EXERCISE PROMPT
Write out each line exactly as given. Leave the pictures out of your copy.

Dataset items
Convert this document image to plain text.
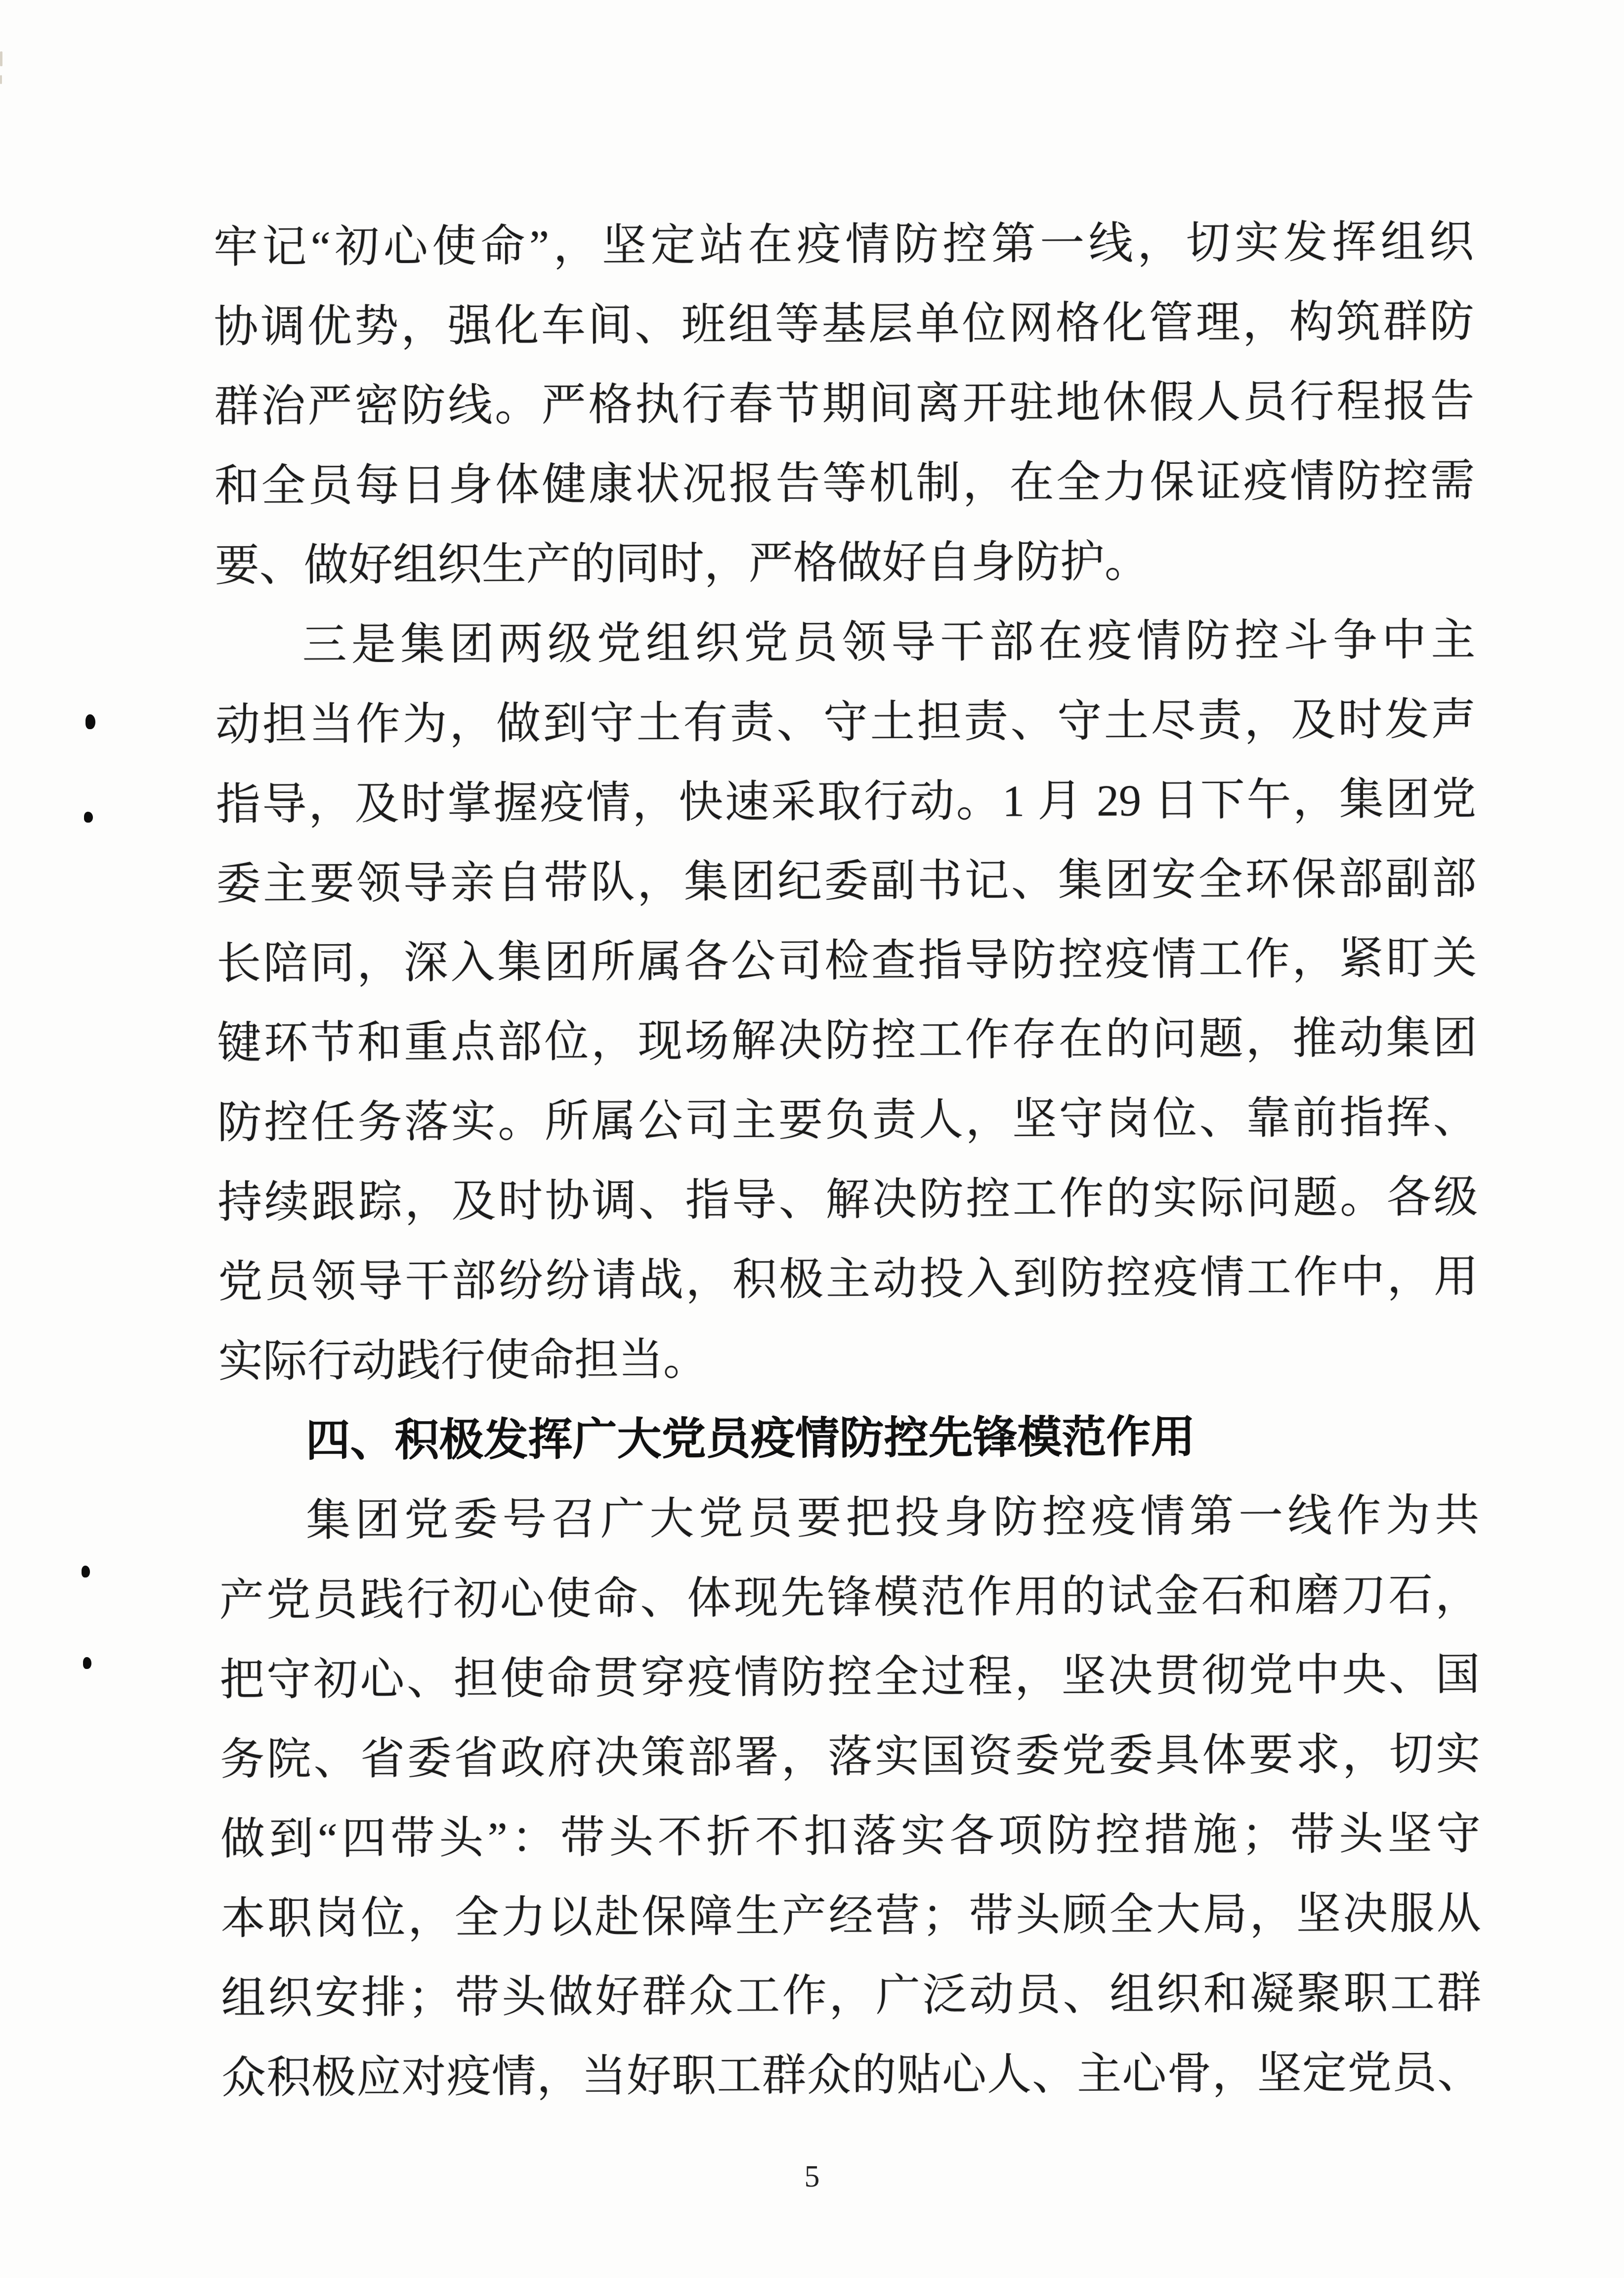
牢记“初心使命”，坚定站在疫情防控第一线，切实发挥组织
协调优势，强化车间、班组等基层单位网格化管理，构筑群防
群治严密防线。严格执行春节期间离开驻地休假人员行程报告
和全员每日身体健康状况报告等机制，在全力保证疫情防控需
要、做好组织生产的同时，严格做好自身防护。
三是集团两级党组织党员领导干部在疫情防控斗争中主
动担当作为，做到守土有责、守土担责、守土尽责，及时发声
指导，及时掌握疫情，快速采取行动。1 月 29 日下午，集团党
委主要领导亲自带队，集团纪委副书记、集团安全环保部副部
长陪同，深入集团所属各公司检查指导防控疫情工作，紧盯关
键环节和重点部位，现场解决防控工作存在的问题，推动集团
防控任务落实。所属公司主要负责人，坚守岗位、靠前指挥、
持续跟踪，及时协调、指导、解决防控工作的实际问题。各级
党员领导干部纷纷请战，积极主动投入到防控疫情工作中，用
实际行动践行使命担当。
四、积极发挥广大党员疫情防控先锋模范作用
集团党委号召广大党员要把投身防控疫情第一线作为共
产党员践行初心使命、体现先锋模范作用的试金石和磨刀石，
把守初心、担使命贯穿疫情防控全过程，坚决贯彻党中央、国
务院、省委省政府决策部署，落实国资委党委具体要求，切实
做到“四带头”：带头不折不扣落实各项防控措施；带头坚守
本职岗位，全力以赴保障生产经营；带头顾全大局，坚决服从
组织安排；带头做好群众工作，广泛动员、组织和凝聚职工群
众积极应对疫情，当好职工群众的贴心人、主心骨，坚定党员、
5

TASK RESULT
Convert this document image to plain text.
牢记“初心使命”，坚定站在疫情防控第一线，切实发挥组织
协调优势，强化车间、班组等基层单位网格化管理，构筑群防
群治严密防线。严格执行春节期间离开驻地休假人员行程报告
和全员每日身体健康状况报告等机制，在全力保证疫情防控需
要、做好组织生产的同时，严格做好自身防护。
三是集团两级党组织党员领导干部在疫情防控斗争中主
动担当作为，做到守土有责、守土担责、守土尽责，及时发声
指导，及时掌握疫情，快速采取行动。1 月 29 日下午，集团党
委主要领导亲自带队，集团纪委副书记、集团安全环保部副部
长陪同，深入集团所属各公司检查指导防控疫情工作，紧盯关
键环节和重点部位，现场解决防控工作存在的问题，推动集团
防控任务落实。所属公司主要负责人，坚守岗位、靠前指挥、
持续跟踪，及时协调、指导、解决防控工作的实际问题。各级
党员领导干部纷纷请战，积极主动投入到防控疫情工作中，用
实际行动践行使命担当。
四、积极发挥广大党员疫情防控先锋模范作用
集团党委号召广大党员要把投身防控疫情第一线作为共
产党员践行初心使命、体现先锋模范作用的试金石和磨刀石，
把守初心、担使命贯穿疫情防控全过程，坚决贯彻党中央、国
务院、省委省政府决策部署，落实国资委党委具体要求，切实
做到“四带头”：带头不折不扣落实各项防控措施；带头坚守
本职岗位，全力以赴保障生产经营；带头顾全大局，坚决服从
组织安排；带头做好群众工作，广泛动员、组织和凝聚职工群
众积极应对疫情，当好职工群众的贴心人、主心骨，坚定党员、
5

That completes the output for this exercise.